— BEGIN PROVIDED DATA —

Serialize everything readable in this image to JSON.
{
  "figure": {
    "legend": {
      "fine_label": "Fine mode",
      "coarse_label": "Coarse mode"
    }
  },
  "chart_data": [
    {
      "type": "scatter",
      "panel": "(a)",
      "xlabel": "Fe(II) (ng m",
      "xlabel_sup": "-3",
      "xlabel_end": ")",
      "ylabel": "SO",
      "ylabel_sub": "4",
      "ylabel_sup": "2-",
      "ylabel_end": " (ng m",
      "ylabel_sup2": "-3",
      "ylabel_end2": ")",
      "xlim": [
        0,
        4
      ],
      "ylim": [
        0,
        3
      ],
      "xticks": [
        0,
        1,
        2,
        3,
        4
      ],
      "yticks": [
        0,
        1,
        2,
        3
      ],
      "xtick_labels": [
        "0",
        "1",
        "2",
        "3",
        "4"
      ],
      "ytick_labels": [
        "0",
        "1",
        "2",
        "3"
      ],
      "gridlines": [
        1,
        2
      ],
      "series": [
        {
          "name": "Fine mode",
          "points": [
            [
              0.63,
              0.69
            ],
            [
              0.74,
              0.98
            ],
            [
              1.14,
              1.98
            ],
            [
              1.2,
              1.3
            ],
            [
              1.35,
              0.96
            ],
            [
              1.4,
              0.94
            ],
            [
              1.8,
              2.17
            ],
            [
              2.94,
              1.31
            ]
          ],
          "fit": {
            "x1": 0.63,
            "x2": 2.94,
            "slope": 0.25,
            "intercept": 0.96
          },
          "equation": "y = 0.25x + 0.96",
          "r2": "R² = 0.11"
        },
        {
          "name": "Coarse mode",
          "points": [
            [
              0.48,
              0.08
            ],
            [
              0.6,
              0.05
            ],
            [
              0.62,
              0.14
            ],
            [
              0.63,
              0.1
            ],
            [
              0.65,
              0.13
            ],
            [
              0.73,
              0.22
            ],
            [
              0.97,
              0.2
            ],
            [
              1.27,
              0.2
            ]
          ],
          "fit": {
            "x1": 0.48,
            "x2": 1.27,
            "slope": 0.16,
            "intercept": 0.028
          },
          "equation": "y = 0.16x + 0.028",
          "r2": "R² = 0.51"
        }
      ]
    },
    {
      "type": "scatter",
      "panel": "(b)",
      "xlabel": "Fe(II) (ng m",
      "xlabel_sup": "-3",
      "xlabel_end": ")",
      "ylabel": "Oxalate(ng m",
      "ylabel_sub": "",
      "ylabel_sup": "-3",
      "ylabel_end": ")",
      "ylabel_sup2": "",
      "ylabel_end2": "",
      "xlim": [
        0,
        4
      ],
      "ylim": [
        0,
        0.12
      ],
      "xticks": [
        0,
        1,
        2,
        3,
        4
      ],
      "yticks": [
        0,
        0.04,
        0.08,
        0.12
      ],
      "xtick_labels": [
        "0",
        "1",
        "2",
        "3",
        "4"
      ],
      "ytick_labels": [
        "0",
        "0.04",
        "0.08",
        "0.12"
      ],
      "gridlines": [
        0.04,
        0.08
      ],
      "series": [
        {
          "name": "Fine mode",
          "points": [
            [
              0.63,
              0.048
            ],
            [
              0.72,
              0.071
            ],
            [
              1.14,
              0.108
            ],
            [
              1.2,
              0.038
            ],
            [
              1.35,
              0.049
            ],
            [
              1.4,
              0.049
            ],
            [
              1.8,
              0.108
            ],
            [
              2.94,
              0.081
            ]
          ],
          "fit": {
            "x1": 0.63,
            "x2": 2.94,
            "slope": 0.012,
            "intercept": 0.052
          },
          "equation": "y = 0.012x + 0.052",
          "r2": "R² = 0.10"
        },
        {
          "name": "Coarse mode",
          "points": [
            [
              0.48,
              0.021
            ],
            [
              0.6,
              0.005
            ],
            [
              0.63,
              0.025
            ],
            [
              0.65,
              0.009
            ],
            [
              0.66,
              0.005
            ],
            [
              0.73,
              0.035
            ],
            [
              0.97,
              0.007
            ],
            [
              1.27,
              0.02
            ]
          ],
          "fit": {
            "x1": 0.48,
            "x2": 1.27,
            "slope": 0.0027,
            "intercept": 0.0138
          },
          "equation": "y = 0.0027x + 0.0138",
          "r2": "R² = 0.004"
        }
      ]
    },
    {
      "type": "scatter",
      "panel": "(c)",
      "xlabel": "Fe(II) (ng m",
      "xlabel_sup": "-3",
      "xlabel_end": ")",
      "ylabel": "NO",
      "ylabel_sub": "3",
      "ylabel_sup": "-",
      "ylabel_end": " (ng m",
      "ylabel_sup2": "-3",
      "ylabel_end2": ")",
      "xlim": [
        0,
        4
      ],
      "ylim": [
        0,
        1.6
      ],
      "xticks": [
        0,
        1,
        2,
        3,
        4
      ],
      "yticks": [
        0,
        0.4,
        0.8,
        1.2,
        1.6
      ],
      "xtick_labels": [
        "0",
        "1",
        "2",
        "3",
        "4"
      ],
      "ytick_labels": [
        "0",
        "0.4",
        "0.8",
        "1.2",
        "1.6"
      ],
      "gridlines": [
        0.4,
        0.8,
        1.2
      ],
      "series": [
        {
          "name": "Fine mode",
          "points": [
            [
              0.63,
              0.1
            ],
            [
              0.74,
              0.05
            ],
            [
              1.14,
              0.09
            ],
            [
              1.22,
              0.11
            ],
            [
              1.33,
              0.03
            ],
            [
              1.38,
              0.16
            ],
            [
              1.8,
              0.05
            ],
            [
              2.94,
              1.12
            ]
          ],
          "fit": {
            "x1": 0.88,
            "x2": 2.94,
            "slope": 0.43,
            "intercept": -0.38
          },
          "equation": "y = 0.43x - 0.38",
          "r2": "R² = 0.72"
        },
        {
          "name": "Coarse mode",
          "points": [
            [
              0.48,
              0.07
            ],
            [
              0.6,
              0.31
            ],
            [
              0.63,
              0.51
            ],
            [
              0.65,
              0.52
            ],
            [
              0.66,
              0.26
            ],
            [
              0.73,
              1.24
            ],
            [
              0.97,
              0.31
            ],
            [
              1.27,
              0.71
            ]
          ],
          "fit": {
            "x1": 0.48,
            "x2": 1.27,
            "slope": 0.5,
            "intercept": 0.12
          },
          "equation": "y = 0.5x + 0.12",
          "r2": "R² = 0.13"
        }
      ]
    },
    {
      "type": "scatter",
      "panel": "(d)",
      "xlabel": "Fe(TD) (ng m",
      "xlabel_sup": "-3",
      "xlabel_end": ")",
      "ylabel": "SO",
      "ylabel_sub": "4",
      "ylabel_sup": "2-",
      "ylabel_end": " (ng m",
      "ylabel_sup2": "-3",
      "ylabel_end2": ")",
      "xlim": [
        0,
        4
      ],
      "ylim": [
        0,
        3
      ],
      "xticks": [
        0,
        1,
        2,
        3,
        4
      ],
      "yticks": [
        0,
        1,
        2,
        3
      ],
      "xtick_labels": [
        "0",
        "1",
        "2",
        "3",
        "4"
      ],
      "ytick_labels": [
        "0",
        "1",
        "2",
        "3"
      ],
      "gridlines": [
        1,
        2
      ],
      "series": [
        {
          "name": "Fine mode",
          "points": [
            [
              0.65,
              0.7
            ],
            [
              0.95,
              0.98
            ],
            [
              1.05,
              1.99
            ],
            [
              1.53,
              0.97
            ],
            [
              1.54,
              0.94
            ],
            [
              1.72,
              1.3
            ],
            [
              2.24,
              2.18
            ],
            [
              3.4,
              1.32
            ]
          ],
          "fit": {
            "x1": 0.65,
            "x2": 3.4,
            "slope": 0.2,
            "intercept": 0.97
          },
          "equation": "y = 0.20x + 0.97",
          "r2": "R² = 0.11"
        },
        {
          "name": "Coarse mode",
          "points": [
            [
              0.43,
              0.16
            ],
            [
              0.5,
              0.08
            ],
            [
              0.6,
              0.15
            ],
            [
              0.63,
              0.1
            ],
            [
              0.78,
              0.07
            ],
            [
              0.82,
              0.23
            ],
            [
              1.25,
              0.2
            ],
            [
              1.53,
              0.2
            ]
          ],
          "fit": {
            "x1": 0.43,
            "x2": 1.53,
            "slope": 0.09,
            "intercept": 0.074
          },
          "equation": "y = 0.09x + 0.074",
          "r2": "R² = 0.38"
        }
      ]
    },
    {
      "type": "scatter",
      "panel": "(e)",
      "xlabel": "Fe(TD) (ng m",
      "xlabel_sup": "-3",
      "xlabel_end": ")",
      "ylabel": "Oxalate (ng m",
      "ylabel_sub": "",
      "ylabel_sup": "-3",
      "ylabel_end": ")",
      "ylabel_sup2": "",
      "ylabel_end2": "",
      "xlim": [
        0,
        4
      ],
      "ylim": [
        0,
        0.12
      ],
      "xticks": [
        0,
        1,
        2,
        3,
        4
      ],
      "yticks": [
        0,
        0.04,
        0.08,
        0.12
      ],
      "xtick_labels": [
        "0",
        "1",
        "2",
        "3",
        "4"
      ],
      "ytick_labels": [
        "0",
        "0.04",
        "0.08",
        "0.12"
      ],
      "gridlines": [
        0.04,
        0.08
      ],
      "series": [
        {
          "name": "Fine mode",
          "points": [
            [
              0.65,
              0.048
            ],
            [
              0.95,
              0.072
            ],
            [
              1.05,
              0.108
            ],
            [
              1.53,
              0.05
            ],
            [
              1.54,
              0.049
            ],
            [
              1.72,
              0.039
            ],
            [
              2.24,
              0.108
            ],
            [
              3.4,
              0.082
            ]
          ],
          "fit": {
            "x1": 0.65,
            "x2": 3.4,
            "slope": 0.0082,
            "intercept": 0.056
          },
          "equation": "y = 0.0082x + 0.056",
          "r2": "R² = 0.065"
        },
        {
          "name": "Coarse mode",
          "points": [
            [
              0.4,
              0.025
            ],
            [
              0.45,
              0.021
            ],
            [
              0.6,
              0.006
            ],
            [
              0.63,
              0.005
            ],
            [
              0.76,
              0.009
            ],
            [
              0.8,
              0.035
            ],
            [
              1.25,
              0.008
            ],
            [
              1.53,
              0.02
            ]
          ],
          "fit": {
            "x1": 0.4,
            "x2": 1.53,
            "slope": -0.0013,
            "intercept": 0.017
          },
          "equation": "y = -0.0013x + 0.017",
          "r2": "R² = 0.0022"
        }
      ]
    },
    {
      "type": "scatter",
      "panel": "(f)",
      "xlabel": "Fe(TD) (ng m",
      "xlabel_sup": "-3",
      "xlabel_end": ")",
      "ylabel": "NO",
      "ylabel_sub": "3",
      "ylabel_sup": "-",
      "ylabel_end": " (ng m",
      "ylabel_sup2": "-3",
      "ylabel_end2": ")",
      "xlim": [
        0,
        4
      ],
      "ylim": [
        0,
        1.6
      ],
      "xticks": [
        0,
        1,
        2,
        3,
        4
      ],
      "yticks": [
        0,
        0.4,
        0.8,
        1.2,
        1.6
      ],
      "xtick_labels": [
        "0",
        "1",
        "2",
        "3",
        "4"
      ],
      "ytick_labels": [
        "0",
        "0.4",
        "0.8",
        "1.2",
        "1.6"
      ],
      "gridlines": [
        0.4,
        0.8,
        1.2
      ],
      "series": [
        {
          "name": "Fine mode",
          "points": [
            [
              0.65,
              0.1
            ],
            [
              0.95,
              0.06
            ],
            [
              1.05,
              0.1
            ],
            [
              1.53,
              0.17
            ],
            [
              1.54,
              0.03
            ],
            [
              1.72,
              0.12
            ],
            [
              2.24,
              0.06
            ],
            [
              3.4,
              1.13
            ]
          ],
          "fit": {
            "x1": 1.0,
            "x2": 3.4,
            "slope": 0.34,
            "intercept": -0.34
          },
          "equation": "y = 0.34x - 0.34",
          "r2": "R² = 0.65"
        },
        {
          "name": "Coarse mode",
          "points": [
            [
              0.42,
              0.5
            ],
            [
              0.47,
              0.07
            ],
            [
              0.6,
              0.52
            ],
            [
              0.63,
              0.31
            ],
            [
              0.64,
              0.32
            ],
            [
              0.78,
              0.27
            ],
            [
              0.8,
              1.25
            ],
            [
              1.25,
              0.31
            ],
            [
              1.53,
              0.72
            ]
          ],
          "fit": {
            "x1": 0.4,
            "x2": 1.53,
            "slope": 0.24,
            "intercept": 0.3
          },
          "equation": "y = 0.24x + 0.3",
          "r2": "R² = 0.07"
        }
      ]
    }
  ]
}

— END PROVIDED DATA —

WHAT NEEDS TO BE DONE — Work out how many lines in the entries hold the string "intercept". Your answer should consist solely of that number.

WRITTEN RESPONSE — 12